OBJECTIVE
Reproduce the data below line for line, with no changes, and omit the pictures.

'''

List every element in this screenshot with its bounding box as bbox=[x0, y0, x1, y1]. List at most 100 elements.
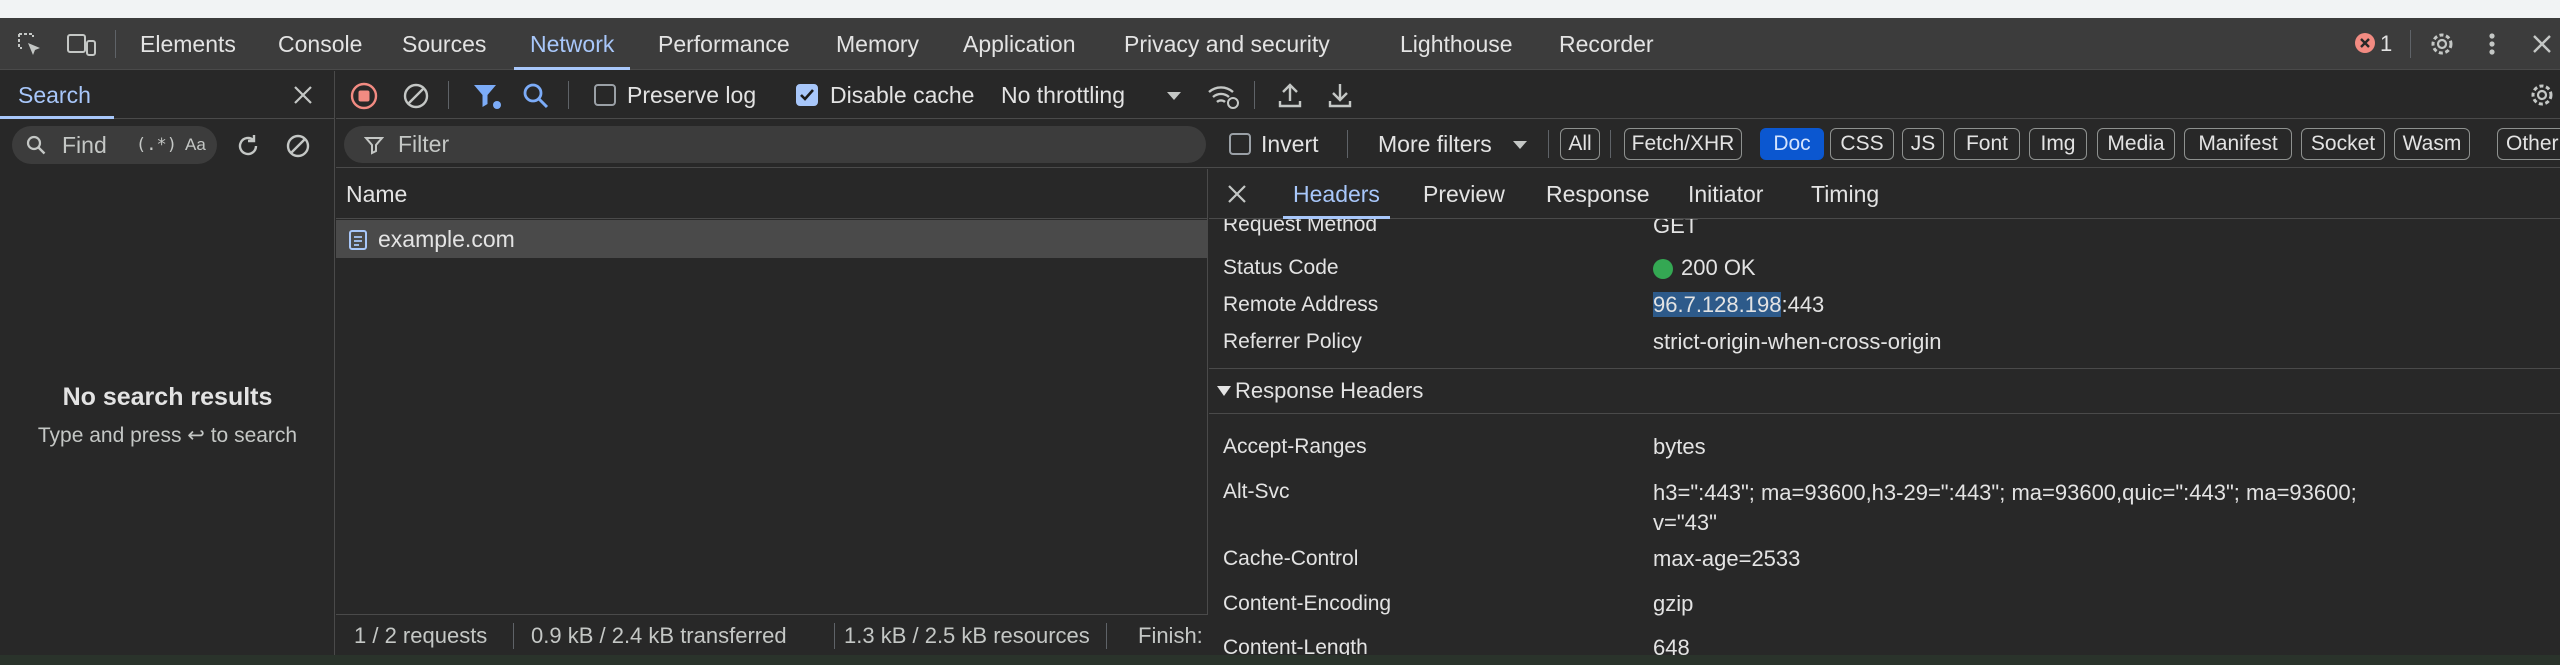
clear-search-icon[interactable] bbox=[284, 132, 312, 160]
search-panel-title[interactable]: Search bbox=[18, 71, 91, 119]
filter-placeholder: Filter bbox=[398, 131, 450, 157]
throttling-select[interactable]: No throttling bbox=[1001, 71, 1201, 119]
request-list: Name example.com 1 / 2 requests 0.9 kB /… bbox=[336, 169, 1208, 655]
search-panel-header: Search bbox=[0, 71, 335, 119]
header-key: Status Code bbox=[1223, 256, 1339, 279]
tab-recorder[interactable]: Recorder bbox=[1559, 18, 1654, 70]
network-conditions-icon[interactable] bbox=[1206, 82, 1240, 110]
filter-pill-img[interactable]: Img bbox=[2029, 128, 2087, 160]
tab-application[interactable]: Application bbox=[963, 18, 1076, 70]
filter-pill-css[interactable]: CSS bbox=[1830, 128, 1894, 160]
refresh-icon[interactable] bbox=[234, 132, 262, 160]
throttling-value: No throttling bbox=[1001, 82, 1126, 108]
search-icon bbox=[26, 135, 46, 155]
filter-pill-socket[interactable]: Socket bbox=[2301, 128, 2385, 160]
remote-address-port: :443 bbox=[1781, 292, 1825, 317]
tab-memory[interactable]: Memory bbox=[836, 18, 919, 70]
remote-address-value: 96.7.128.198:443 bbox=[1653, 292, 1824, 318]
filter-row: Filter Invert More filters All Fetch/XHR… bbox=[336, 120, 2560, 168]
tab-privacy-and-security[interactable]: Privacy and security bbox=[1124, 18, 1330, 70]
tab-network[interactable]: Network bbox=[513, 18, 631, 70]
header-value: bytes bbox=[1653, 434, 1706, 459]
page-background-strip bbox=[0, 655, 2560, 665]
header-key: Alt-Svc bbox=[1223, 480, 1290, 503]
finish-time: Finish: bbox=[1138, 623, 1203, 648]
tab-sources[interactable]: Sources bbox=[402, 18, 486, 70]
more-filters-dropdown[interactable]: More filters bbox=[1378, 120, 1538, 168]
filter-pill-font[interactable]: Font bbox=[1954, 128, 2020, 160]
document-icon bbox=[349, 230, 367, 250]
browser-top-strip bbox=[0, 0, 2560, 18]
devtools-window: Elements Console Sources Network Perform… bbox=[0, 18, 2560, 655]
chevron-down-icon bbox=[1167, 92, 1181, 100]
request-name: example.com bbox=[378, 226, 515, 252]
more-filters-label: More filters bbox=[1378, 131, 1492, 157]
filter-input[interactable]: Filter bbox=[344, 126, 1206, 163]
filter-pill-manifest[interactable]: Manifest bbox=[2184, 128, 2292, 160]
checkmark-icon bbox=[800, 89, 814, 101]
filter-funnel-icon bbox=[364, 137, 384, 155]
preserve-log-checkbox[interactable] bbox=[594, 84, 616, 106]
network-settings-gear-icon[interactable] bbox=[2528, 81, 2556, 109]
tab-response[interactable]: Response bbox=[1546, 169, 1650, 219]
filter-pill-other[interactable]: Other bbox=[2497, 128, 2560, 160]
header-key: Referrer Policy bbox=[1223, 330, 1362, 353]
header-key: Remote Address bbox=[1223, 293, 1379, 316]
filter-pill-doc[interactable]: Doc bbox=[1760, 128, 1824, 160]
table-row[interactable]: example.com bbox=[336, 220, 1208, 258]
filter-pill-media[interactable]: Media bbox=[2097, 128, 2175, 160]
filter-icon[interactable] bbox=[472, 82, 502, 110]
clear-log-icon[interactable] bbox=[402, 82, 430, 110]
export-har-icon[interactable] bbox=[1326, 81, 1354, 109]
stop-recording-icon[interactable] bbox=[350, 82, 378, 110]
filter-pill-all[interactable]: All bbox=[1560, 128, 1600, 160]
main-tab-bar: Elements Console Sources Network Perform… bbox=[0, 18, 2560, 70]
header-key: Content-Length bbox=[1223, 636, 1368, 655]
disable-cache-label[interactable]: Disable cache bbox=[830, 71, 974, 119]
search-hint: Type and press ↩ to search bbox=[37, 424, 298, 447]
header-value: h3=":443"; ma=93600,h3-29=":443"; ma=936… bbox=[1653, 480, 2357, 505]
inspect-element-icon[interactable] bbox=[16, 31, 44, 59]
tab-initiator[interactable]: Initiator bbox=[1688, 169, 1763, 219]
filter-pill-wasm[interactable]: Wasm bbox=[2394, 128, 2470, 160]
search-network-icon[interactable] bbox=[522, 82, 550, 110]
tab-console[interactable]: Console bbox=[278, 18, 362, 70]
no-search-results: No search results bbox=[62, 383, 273, 411]
regex-toggle[interactable]: (.*) bbox=[136, 126, 177, 164]
tab-timing[interactable]: Timing bbox=[1811, 169, 1879, 219]
close-devtools-icon[interactable] bbox=[2530, 32, 2554, 56]
tab-headers[interactable]: Headers bbox=[1283, 169, 1390, 219]
settings-gear-icon[interactable] bbox=[2428, 30, 2456, 58]
response-headers-section[interactable]: Response Headers bbox=[1209, 368, 2560, 414]
tab-preview[interactable]: Preview bbox=[1423, 169, 1505, 219]
match-case-toggle[interactable]: Aa bbox=[185, 126, 206, 164]
network-status-bar: 1 / 2 requests 0.9 kB / 2.4 kB transferr… bbox=[336, 614, 1208, 655]
preserve-log-label[interactable]: Preserve log bbox=[627, 71, 756, 119]
import-har-icon[interactable] bbox=[1276, 81, 1304, 109]
close-details-icon[interactable] bbox=[1227, 184, 1247, 204]
tab-elements[interactable]: Elements bbox=[140, 18, 236, 70]
tab-performance[interactable]: Performance bbox=[658, 18, 790, 70]
close-search-icon[interactable] bbox=[292, 84, 314, 106]
error-icon bbox=[2355, 33, 2375, 53]
transferred-size: 0.9 kB / 2.4 kB transferred bbox=[531, 623, 787, 648]
status-code-value: 200 OK bbox=[1681, 255, 1756, 280]
request-count: 1 / 2 requests bbox=[354, 623, 488, 648]
invert-label[interactable]: Invert bbox=[1261, 120, 1319, 168]
invert-checkbox[interactable] bbox=[1229, 133, 1251, 155]
header-value-continued: v="43" bbox=[1653, 510, 1717, 535]
column-name-header[interactable]: Name bbox=[346, 169, 407, 219]
filter-pill-js[interactable]: JS bbox=[1902, 128, 1944, 160]
header-value: gzip bbox=[1653, 591, 1694, 616]
expand-caret-icon bbox=[1217, 386, 1231, 396]
find-input[interactable]: Find (.*) Aa bbox=[12, 126, 217, 164]
more-options-icon[interactable] bbox=[2486, 30, 2498, 58]
device-toolbar-icon[interactable] bbox=[66, 31, 96, 59]
network-toolbar: Preserve log Disable cache No throttling bbox=[336, 71, 2560, 119]
error-count: 1 bbox=[2380, 31, 2393, 56]
tab-lighthouse[interactable]: Lighthouse bbox=[1400, 18, 1513, 70]
header-value: 648 bbox=[1653, 635, 1690, 655]
disable-cache-checkbox[interactable] bbox=[796, 84, 818, 106]
resources-size: 1.3 kB / 2.5 kB resources bbox=[844, 623, 1090, 648]
filter-pill-fetch-xhr[interactable]: Fetch/XHR bbox=[1624, 128, 1742, 160]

'''

WRITTEN RESPONSE
List every element in this screenshot with its bounding box as bbox=[x0, y0, x1, y1]. List at most 100 elements.
clear-search-icon[interactable] bbox=[284, 132, 312, 160]
search-panel-title[interactable]: Search bbox=[18, 71, 91, 119]
filter-placeholder: Filter bbox=[398, 131, 450, 157]
throttling-select[interactable]: No throttling bbox=[1001, 71, 1201, 119]
request-list: Name example.com 1 / 2 requests 0.9 kB /… bbox=[336, 169, 1208, 655]
search-panel-header: Search bbox=[0, 71, 335, 119]
header-key: Status Code bbox=[1223, 256, 1339, 279]
tab-recorder[interactable]: Recorder bbox=[1559, 18, 1654, 70]
network-conditions-icon[interactable] bbox=[1206, 82, 1240, 110]
filter-pill-img[interactable]: Img bbox=[2029, 128, 2087, 160]
tab-application[interactable]: Application bbox=[963, 18, 1076, 70]
filter-pill-css[interactable]: CSS bbox=[1830, 128, 1894, 160]
refresh-icon[interactable] bbox=[234, 132, 262, 160]
throttling-value: No throttling bbox=[1001, 82, 1126, 108]
search-icon bbox=[26, 135, 46, 155]
filter-pill-socket[interactable]: Socket bbox=[2301, 128, 2385, 160]
remote-address-port: :443 bbox=[1781, 292, 1825, 317]
tab-memory[interactable]: Memory bbox=[836, 18, 919, 70]
remote-address-value: 96.7.128.198:443 bbox=[1653, 292, 1824, 318]
filter-row: Filter Invert More filters All Fetch/XHR… bbox=[336, 120, 2560, 168]
tab-privacy-and-security[interactable]: Privacy and security bbox=[1124, 18, 1330, 70]
tab-network[interactable]: Network bbox=[513, 18, 631, 70]
header-value: bytes bbox=[1653, 434, 1706, 459]
page-background-strip bbox=[0, 655, 2560, 665]
header-key: Alt-Svc bbox=[1223, 480, 1290, 503]
finish-time: Finish: bbox=[1138, 623, 1203, 648]
tab-sources[interactable]: Sources bbox=[402, 18, 486, 70]
more-filters-dropdown[interactable]: More filters bbox=[1378, 120, 1538, 168]
filter-pill-font[interactable]: Font bbox=[1954, 128, 2020, 160]
document-icon bbox=[349, 230, 367, 250]
browser-top-strip bbox=[0, 0, 2560, 18]
devtools-window: Elements Console Sources Network Perform… bbox=[0, 18, 2560, 655]
chevron-down-icon bbox=[1167, 92, 1181, 100]
request-name: example.com bbox=[378, 226, 515, 252]
more-filters-label: More filters bbox=[1378, 131, 1492, 157]
filter-input[interactable]: Filter bbox=[344, 126, 1206, 163]
filter-pill-manifest[interactable]: Manifest bbox=[2184, 128, 2292, 160]
checkmark-icon bbox=[800, 89, 814, 101]
filter-funnel-icon bbox=[364, 137, 384, 155]
preserve-log-checkbox[interactable] bbox=[594, 84, 616, 106]
network-settings-gear-icon[interactable] bbox=[2528, 81, 2556, 109]
tab-response[interactable]: Response bbox=[1546, 169, 1650, 219]
filter-pill-other[interactable]: Other bbox=[2497, 128, 2560, 160]
header-key: Referrer Policy bbox=[1223, 330, 1362, 353]
header-key: Remote Address bbox=[1223, 293, 1379, 316]
filter-pill-doc[interactable]: Doc bbox=[1760, 128, 1824, 160]
table-row[interactable]: example.com bbox=[336, 220, 1208, 258]
filter-pill-media[interactable]: Media bbox=[2097, 128, 2175, 160]
filter-icon[interactable] bbox=[472, 82, 502, 110]
clear-log-icon[interactable] bbox=[402, 82, 430, 110]
export-har-icon[interactable] bbox=[1326, 81, 1354, 109]
stop-recording-icon[interactable] bbox=[350, 82, 378, 110]
filter-pill-all[interactable]: All bbox=[1560, 128, 1600, 160]
main-tab-bar: Elements Console Sources Network Perform… bbox=[0, 18, 2560, 70]
header-key: Content-Length bbox=[1223, 636, 1368, 655]
disable-cache-label[interactable]: Disable cache bbox=[830, 71, 974, 119]
search-hint: Type and press ↩ to search bbox=[37, 424, 298, 447]
header-value: h3=":443"; ma=93600,h3-29=":443"; ma=936… bbox=[1653, 480, 2357, 505]
inspect-element-icon[interactable] bbox=[16, 31, 44, 59]
tab-initiator[interactable]: Initiator bbox=[1688, 169, 1763, 219]
filter-pill-wasm[interactable]: Wasm bbox=[2394, 128, 2470, 160]
search-network-icon[interactable] bbox=[522, 82, 550, 110]
tab-console[interactable]: Console bbox=[278, 18, 362, 70]
no-search-results: No search results bbox=[62, 383, 273, 411]
regex-toggle[interactable]: (.*) bbox=[136, 126, 177, 164]
tab-timing[interactable]: Timing bbox=[1811, 169, 1879, 219]
close-devtools-icon[interactable] bbox=[2530, 32, 2554, 56]
tab-headers[interactable]: Headers bbox=[1283, 169, 1390, 219]
settings-gear-icon[interactable] bbox=[2428, 30, 2456, 58]
response-headers-section[interactable]: Response Headers bbox=[1209, 368, 2560, 414]
tab-preview[interactable]: Preview bbox=[1423, 169, 1505, 219]
match-case-toggle[interactable]: Aa bbox=[185, 126, 206, 164]
network-status-bar: 1 / 2 requests 0.9 kB / 2.4 kB transferr… bbox=[336, 614, 1208, 655]
preserve-log-label[interactable]: Preserve log bbox=[627, 71, 756, 119]
import-har-icon[interactable] bbox=[1276, 81, 1304, 109]
close-details-icon[interactable] bbox=[1227, 184, 1247, 204]
tab-elements[interactable]: Elements bbox=[140, 18, 236, 70]
tab-performance[interactable]: Performance bbox=[658, 18, 790, 70]
close-search-icon[interactable] bbox=[292, 84, 314, 106]
error-icon bbox=[2355, 33, 2375, 53]
transferred-size: 0.9 kB / 2.4 kB transferred bbox=[531, 623, 787, 648]
status-code-value: 200 OK bbox=[1681, 255, 1756, 280]
request-count: 1 / 2 requests bbox=[354, 623, 488, 648]
invert-label[interactable]: Invert bbox=[1261, 120, 1319, 168]
invert-checkbox[interactable] bbox=[1229, 133, 1251, 155]
header-value-continued: v="43" bbox=[1653, 510, 1717, 535]
column-name-header[interactable]: Name bbox=[346, 169, 407, 219]
filter-pill-js[interactable]: JS bbox=[1902, 128, 1944, 160]
header-value: gzip bbox=[1653, 591, 1694, 616]
expand-caret-icon bbox=[1217, 386, 1231, 396]
find-input[interactable]: Find (.*) Aa bbox=[12, 126, 217, 164]
more-options-icon[interactable] bbox=[2486, 30, 2498, 58]
device-toolbar-icon[interactable] bbox=[66, 31, 96, 59]
network-toolbar: Preserve log Disable cache No throttling bbox=[336, 71, 2560, 119]
error-count: 1 bbox=[2380, 31, 2393, 56]
tab-lighthouse[interactable]: Lighthouse bbox=[1400, 18, 1513, 70]
header-value: 648 bbox=[1653, 635, 1690, 655]
disable-cache-checkbox[interactable] bbox=[796, 84, 818, 106]
resources-size: 1.3 kB / 2.5 kB resources bbox=[844, 623, 1090, 648]
filter-pill-fetch-xhr[interactable]: Fetch/XHR bbox=[1624, 128, 1742, 160]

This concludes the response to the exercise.